Short exercise → Take the material below and write it all out again exactly.

Dataset entries:

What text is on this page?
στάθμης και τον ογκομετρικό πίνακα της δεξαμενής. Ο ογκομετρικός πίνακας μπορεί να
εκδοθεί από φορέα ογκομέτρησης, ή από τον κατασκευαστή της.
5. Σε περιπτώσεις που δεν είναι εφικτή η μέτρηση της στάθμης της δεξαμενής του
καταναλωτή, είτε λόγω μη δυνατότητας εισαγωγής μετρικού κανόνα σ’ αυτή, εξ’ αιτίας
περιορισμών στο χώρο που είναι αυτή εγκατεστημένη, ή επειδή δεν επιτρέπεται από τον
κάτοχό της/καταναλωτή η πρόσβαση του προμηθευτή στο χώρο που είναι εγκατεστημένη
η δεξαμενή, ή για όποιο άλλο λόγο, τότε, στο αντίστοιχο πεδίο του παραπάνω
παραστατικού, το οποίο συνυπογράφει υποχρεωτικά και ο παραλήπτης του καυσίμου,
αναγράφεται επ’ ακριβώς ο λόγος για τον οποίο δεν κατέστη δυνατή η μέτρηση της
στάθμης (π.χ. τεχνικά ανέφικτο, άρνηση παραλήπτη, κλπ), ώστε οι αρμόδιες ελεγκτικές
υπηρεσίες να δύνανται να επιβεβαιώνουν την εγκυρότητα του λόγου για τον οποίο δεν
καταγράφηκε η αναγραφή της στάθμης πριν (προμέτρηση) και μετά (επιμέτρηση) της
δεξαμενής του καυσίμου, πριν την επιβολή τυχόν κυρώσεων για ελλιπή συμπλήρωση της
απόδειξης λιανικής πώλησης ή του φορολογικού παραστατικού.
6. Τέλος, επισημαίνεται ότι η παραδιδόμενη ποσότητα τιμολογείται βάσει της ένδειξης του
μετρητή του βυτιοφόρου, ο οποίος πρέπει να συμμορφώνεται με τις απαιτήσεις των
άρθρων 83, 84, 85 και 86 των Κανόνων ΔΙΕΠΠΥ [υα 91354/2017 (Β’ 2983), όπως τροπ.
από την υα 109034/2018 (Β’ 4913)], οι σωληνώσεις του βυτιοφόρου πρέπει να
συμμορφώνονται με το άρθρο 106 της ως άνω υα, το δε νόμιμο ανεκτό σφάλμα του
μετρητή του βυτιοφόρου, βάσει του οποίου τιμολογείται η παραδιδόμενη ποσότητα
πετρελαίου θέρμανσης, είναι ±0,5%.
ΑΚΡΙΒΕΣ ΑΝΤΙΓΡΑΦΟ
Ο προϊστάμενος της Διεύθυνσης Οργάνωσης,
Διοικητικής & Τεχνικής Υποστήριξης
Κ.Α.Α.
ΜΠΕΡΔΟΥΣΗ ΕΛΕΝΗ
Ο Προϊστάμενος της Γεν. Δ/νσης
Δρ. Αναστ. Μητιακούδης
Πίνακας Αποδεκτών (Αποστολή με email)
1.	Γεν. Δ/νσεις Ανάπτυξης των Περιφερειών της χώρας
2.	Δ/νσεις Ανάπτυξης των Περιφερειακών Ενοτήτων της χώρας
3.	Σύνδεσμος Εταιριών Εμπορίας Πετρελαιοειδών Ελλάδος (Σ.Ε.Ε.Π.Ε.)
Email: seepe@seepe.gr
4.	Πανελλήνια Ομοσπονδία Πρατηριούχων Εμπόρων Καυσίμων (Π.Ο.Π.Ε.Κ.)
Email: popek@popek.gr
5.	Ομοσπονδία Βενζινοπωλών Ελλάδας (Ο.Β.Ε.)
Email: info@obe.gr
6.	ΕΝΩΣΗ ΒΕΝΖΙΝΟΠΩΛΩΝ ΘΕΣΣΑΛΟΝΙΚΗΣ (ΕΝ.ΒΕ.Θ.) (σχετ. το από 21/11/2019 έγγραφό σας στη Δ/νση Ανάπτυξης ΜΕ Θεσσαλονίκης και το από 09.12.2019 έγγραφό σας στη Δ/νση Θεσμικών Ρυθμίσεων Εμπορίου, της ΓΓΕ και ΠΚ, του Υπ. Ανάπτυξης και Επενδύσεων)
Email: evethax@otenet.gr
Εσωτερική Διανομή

Answer →
What text is on this page?
στάθμης και τον ογκομετρικό πίνακα της δεξαμενής. Ο ογκομετρικός πίνακας μπορεί να
εκδοθεί από φορέα ογκομέτρησης, ή από τον κατασκευαστή της.
5. Σε περιπτώσεις που δεν είναι εφικτή η μέτρηση της στάθμης της δεξαμενής του
καταναλωτή, είτε λόγω μη δυνατότητας εισαγωγής μετρικού κανόνα σ’ αυτή, εξ’ αιτίας
περιορισμών στο χώρο που είναι αυτή εγκατεστημένη, ή επειδή δεν επιτρέπεται από τον
κάτοχό της/καταναλωτή η πρόσβαση του προμηθευτή στο χώρο που είναι εγκατεστημένη
η δεξαμενή, ή για όποιο άλλο λόγο, τότε, στο αντίστοιχο πεδίο του παραπάνω
παραστατικού, το οποίο συνυπογράφει υποχρεωτικά και ο παραλήπτης του καυσίμου,
αναγράφεται επ’ ακριβώς ο λόγος για τον οποίο δεν κατέστη δυνατή η μέτρηση της
στάθμης (π.χ. τεχνικά ανέφικτο, άρνηση παραλήπτη, κλπ), ώστε οι αρμόδιες ελεγκτικές
υπηρεσίες να δύνανται να επιβεβαιώνουν την εγκυρότητα του λόγου για τον οποίο δεν
καταγράφηκε η αναγραφή της στάθμης πριν (προμέτρηση) και μετά (επιμέτρηση) της
δεξαμενής του καυσίμου, πριν την επιβολή τυχόν κυρώσεων για ελλιπή συμπλήρωση της
απόδειξης λιανικής πώλησης ή του φορολογικού παραστατικού.
6. Τέλος, επισημαίνεται ότι η παραδιδόμενη ποσότητα τιμολογείται βάσει της ένδειξης του
μετρητή του βυτιοφόρου, ο οποίος πρέπει να συμμορφώνεται με τις απαιτήσεις των
άρθρων 83, 84, 85 και 86 των Κανόνων ΔΙΕΠΠΥ [υα 91354/2017 (Β’ 2983), όπως τροπ.
από την υα 109034/2018 (Β’ 4913)], οι σωληνώσεις του βυτιοφόρου πρέπει να
συμμορφώνονται με το άρθρο 106 της ως άνω υα, το δε νόμιμο ανεκτό σφάλμα του
μετρητή του βυτιοφόρου, βάσει του οποίου τιμολογείται η παραδιδόμενη ποσότητα
πετρελαίου θέρμανσης, είναι ±0,5%.
ΑΚΡΙΒΕΣ ΑΝΤΙΓΡΑΦΟ
Ο προϊστάμενος της Διεύθυνσης Οργάνωσης,
Διοικητικής & Τεχνικής Υποστήριξης
Κ.Α.Α.
ΜΠΕΡΔΟΥΣΗ ΕΛΕΝΗ
Ο Προϊστάμενος της Γεν. Δ/νσης
Δρ. Αναστ. Μητιακούδης
Πίνακας Αποδεκτών (Αποστολή με email)
1.	Γεν. Δ/νσεις Ανάπτυξης των Περιφερειών της χώρας
2.	Δ/νσεις Ανάπτυξης των Περιφερειακών Ενοτήτων της χώρας
3.	Σύνδεσμος Εταιριών Εμπορίας Πετρελαιοειδών Ελλάδος (Σ.Ε.Ε.Π.Ε.)
Email: seepe@seepe.gr
4.	Πανελλήνια Ομοσπονδία Πρατηριούχων Εμπόρων Καυσίμων (Π.Ο.Π.Ε.Κ.)
Email: popek@popek.gr
5.	Ομοσπονδία Βενζινοπωλών Ελλάδας (Ο.Β.Ε.)
Email: info@obe.gr
6.	ΕΝΩΣΗ ΒΕΝΖΙΝΟΠΩΛΩΝ ΘΕΣΣΑΛΟΝΙΚΗΣ (ΕΝ.ΒΕ.Θ.) (σχετ. το από 21/11/2019 έγγραφό σας στη Δ/νση Ανάπτυξης ΜΕ Θεσσαλονίκης και το από 09.12.2019 έγγραφό σας στη Δ/νση Θεσμικών Ρυθμίσεων Εμπορίου, της ΓΓΕ και ΠΚ, του Υπ. Ανάπτυξης και Επενδύσεων)
Email: evethax@otenet.gr
Εσωτερική Διανομή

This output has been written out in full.